**Records to use**:
--------------------------------------------------

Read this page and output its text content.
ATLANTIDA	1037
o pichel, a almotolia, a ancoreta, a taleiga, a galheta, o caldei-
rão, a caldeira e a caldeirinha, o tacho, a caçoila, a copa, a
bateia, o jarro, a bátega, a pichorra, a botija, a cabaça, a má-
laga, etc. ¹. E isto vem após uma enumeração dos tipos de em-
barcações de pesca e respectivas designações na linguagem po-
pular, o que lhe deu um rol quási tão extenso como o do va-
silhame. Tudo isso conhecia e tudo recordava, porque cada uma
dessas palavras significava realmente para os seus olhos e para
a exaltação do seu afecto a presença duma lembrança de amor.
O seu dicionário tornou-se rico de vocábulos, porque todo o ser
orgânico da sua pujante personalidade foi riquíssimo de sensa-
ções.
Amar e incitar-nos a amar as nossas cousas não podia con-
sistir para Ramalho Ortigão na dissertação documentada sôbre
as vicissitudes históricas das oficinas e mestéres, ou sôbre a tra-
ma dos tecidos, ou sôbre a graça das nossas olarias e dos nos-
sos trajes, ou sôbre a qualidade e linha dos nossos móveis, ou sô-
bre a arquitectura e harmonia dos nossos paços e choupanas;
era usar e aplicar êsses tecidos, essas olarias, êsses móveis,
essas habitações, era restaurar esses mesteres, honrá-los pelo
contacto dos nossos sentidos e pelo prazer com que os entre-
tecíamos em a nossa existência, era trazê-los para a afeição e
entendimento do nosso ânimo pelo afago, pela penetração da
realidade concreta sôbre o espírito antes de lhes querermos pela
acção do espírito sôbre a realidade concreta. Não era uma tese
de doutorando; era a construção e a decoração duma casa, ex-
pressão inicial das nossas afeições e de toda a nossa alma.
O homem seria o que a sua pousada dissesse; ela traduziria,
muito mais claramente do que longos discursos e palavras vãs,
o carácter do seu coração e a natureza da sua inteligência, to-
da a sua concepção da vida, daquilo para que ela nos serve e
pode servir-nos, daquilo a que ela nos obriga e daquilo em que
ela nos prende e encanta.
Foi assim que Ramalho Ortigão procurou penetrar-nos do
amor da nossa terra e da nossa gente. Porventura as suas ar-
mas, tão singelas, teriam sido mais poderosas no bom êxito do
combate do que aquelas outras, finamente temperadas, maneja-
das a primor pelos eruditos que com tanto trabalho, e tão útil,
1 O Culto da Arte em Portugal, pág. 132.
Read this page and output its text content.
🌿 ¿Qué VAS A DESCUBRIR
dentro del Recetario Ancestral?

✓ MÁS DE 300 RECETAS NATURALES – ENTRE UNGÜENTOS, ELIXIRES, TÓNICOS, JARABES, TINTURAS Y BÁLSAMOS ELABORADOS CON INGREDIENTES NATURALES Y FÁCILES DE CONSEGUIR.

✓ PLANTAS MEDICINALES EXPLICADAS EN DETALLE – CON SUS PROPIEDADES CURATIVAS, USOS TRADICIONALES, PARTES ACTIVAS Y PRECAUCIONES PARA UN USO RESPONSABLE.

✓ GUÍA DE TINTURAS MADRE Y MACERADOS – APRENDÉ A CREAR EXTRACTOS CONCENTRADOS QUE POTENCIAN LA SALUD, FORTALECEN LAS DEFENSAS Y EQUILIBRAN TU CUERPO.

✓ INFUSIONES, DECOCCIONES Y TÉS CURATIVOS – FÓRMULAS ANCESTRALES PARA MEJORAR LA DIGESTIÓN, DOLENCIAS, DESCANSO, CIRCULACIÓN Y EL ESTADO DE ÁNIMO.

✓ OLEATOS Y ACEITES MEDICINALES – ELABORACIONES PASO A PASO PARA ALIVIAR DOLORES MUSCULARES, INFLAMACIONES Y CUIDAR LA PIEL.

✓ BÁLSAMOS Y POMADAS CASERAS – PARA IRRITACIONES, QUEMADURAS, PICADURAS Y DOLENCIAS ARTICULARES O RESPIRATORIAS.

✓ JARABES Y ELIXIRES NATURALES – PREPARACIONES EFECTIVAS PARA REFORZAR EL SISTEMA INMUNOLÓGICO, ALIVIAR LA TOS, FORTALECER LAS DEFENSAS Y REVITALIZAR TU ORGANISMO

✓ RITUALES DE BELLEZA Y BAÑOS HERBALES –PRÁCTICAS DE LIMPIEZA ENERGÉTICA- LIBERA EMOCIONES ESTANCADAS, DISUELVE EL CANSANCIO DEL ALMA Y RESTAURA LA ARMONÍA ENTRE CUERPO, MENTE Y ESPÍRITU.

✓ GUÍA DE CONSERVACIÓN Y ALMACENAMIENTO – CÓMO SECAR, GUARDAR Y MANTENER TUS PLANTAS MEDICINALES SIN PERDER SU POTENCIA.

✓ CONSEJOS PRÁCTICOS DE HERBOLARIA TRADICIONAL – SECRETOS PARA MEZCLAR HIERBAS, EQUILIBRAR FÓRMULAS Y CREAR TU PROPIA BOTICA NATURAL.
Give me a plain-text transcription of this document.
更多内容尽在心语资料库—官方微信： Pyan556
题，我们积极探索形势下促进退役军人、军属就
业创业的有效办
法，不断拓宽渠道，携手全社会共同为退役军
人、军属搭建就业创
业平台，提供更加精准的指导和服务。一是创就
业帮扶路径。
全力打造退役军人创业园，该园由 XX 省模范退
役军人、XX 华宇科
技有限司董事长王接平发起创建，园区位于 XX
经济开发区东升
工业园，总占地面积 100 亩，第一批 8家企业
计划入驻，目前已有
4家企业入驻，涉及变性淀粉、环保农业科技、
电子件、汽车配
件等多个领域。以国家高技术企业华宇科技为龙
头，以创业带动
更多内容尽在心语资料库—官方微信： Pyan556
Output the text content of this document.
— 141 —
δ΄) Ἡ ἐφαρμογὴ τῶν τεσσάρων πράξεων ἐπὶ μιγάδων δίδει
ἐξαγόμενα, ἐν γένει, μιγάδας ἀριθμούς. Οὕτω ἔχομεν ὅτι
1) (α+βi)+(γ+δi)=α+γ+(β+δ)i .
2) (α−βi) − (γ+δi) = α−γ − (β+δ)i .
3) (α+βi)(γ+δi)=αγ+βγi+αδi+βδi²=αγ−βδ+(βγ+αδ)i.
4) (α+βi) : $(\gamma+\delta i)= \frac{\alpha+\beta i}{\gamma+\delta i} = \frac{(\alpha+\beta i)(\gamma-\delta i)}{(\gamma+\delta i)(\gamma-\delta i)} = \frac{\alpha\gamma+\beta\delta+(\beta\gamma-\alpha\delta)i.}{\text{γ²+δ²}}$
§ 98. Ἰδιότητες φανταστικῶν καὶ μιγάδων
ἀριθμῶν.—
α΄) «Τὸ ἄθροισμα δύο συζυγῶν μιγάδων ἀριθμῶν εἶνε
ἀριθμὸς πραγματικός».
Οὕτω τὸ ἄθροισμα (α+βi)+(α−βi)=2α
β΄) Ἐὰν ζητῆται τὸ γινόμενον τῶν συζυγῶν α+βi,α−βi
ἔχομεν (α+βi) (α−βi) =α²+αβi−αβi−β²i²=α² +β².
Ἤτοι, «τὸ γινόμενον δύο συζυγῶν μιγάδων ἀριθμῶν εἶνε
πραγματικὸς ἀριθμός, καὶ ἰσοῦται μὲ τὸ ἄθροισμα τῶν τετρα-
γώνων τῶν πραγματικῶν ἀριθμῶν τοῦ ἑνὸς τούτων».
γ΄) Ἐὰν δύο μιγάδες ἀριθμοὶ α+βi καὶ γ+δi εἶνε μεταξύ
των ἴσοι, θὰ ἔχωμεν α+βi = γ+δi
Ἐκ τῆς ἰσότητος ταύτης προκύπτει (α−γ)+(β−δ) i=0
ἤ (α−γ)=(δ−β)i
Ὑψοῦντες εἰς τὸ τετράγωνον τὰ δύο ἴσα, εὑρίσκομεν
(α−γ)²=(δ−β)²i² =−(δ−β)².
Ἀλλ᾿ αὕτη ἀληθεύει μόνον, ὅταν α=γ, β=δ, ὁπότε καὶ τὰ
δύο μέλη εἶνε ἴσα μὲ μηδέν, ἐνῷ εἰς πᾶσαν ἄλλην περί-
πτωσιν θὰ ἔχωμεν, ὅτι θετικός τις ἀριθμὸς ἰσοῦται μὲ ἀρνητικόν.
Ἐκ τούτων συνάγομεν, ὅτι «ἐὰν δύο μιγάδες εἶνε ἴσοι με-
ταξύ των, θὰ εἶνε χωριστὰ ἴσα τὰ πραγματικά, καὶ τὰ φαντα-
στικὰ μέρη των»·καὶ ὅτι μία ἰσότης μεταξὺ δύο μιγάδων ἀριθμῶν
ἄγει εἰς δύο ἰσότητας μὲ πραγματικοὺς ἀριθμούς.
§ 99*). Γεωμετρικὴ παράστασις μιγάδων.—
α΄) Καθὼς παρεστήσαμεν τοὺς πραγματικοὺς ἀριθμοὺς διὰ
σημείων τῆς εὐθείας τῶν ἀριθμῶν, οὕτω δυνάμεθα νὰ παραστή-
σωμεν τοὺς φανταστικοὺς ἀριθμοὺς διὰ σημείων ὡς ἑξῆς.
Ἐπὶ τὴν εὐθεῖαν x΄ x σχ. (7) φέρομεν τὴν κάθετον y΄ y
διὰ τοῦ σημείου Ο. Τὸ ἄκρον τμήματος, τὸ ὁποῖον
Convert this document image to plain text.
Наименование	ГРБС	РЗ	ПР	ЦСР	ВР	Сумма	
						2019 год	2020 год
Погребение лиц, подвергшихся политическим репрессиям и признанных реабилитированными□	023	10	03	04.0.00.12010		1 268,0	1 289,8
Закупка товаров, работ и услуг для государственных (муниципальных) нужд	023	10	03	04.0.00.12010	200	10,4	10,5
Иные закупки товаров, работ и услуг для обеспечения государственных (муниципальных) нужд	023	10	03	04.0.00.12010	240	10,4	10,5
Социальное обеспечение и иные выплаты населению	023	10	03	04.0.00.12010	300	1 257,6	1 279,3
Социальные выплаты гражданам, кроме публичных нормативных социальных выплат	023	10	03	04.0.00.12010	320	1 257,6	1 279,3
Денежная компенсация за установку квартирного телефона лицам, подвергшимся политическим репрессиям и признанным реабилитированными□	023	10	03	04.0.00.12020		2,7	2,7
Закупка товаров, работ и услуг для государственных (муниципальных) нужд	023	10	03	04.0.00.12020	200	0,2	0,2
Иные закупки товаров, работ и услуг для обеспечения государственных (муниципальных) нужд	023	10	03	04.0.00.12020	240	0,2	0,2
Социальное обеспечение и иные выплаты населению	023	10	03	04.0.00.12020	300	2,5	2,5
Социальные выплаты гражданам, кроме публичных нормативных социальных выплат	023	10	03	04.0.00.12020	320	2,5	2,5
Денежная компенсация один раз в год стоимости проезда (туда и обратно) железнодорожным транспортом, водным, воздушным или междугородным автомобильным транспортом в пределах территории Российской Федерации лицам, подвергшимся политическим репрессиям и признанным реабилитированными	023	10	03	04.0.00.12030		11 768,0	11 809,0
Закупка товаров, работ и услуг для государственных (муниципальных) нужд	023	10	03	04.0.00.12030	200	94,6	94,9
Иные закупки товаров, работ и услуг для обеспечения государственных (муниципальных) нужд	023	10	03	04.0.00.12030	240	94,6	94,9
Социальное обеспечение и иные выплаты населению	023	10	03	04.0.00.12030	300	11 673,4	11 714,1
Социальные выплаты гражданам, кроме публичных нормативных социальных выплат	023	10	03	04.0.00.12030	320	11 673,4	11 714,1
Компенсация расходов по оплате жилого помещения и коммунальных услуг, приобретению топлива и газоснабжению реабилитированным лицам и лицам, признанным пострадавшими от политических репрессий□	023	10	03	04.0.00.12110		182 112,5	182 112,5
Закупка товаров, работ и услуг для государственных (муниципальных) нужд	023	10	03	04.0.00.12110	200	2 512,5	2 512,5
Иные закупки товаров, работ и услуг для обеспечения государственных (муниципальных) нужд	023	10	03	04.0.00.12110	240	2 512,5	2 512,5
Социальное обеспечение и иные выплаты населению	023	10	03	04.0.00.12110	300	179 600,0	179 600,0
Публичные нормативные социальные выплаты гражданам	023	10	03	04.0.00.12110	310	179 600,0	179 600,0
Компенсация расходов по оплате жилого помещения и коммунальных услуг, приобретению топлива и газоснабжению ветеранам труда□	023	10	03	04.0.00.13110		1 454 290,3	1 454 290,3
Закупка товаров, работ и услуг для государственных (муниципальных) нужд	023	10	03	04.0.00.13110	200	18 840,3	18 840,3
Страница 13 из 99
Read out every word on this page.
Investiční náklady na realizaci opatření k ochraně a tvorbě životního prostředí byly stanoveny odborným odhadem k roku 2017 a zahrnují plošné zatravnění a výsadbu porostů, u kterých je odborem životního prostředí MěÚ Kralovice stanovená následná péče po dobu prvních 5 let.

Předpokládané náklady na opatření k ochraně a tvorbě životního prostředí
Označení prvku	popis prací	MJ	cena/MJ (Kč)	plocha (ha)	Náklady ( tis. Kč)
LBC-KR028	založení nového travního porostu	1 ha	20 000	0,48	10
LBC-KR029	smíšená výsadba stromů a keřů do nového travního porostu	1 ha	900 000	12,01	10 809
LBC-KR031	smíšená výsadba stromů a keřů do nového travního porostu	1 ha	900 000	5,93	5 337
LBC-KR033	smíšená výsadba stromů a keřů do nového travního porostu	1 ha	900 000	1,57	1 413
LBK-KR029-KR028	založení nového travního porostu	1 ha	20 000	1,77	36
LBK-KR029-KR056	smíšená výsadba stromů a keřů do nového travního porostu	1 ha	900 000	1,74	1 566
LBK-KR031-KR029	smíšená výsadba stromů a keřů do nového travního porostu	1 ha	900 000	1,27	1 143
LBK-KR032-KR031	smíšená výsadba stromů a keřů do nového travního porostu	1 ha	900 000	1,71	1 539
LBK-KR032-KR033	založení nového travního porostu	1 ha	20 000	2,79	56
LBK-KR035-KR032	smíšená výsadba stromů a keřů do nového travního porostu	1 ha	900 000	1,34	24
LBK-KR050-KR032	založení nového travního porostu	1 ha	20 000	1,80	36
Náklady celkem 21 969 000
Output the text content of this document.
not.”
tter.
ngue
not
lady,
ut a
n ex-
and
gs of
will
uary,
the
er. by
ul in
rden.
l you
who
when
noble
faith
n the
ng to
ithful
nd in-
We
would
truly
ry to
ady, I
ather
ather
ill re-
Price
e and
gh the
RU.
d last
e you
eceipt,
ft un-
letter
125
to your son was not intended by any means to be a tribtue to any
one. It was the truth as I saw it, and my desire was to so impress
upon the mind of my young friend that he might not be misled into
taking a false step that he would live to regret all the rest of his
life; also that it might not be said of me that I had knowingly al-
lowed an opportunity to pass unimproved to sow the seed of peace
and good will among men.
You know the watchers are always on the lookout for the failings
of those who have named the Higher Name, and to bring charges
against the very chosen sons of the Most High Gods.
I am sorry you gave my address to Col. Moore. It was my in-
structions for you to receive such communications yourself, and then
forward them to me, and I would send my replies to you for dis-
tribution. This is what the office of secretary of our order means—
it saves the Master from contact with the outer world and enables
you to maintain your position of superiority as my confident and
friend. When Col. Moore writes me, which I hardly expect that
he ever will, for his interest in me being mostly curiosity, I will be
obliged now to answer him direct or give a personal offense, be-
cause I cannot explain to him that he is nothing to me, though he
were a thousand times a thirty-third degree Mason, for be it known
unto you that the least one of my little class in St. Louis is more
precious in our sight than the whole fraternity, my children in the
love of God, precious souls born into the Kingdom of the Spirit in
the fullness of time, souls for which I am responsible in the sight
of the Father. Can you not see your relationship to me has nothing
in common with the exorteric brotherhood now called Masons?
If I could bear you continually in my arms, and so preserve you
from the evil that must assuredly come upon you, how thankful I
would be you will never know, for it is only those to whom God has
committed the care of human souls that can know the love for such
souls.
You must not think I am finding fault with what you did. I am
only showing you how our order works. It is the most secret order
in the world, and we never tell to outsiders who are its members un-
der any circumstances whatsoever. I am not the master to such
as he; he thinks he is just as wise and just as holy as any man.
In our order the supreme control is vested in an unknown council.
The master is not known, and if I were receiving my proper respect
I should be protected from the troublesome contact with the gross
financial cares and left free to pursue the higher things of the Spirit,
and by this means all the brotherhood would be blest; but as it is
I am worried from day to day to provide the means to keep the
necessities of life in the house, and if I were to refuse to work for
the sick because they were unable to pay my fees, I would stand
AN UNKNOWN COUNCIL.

--------------------------------------------------

**Goal**:
Each line containing the word "will" counts once; say how many such lines there are, giving only the number.

**Exercise solution**:
4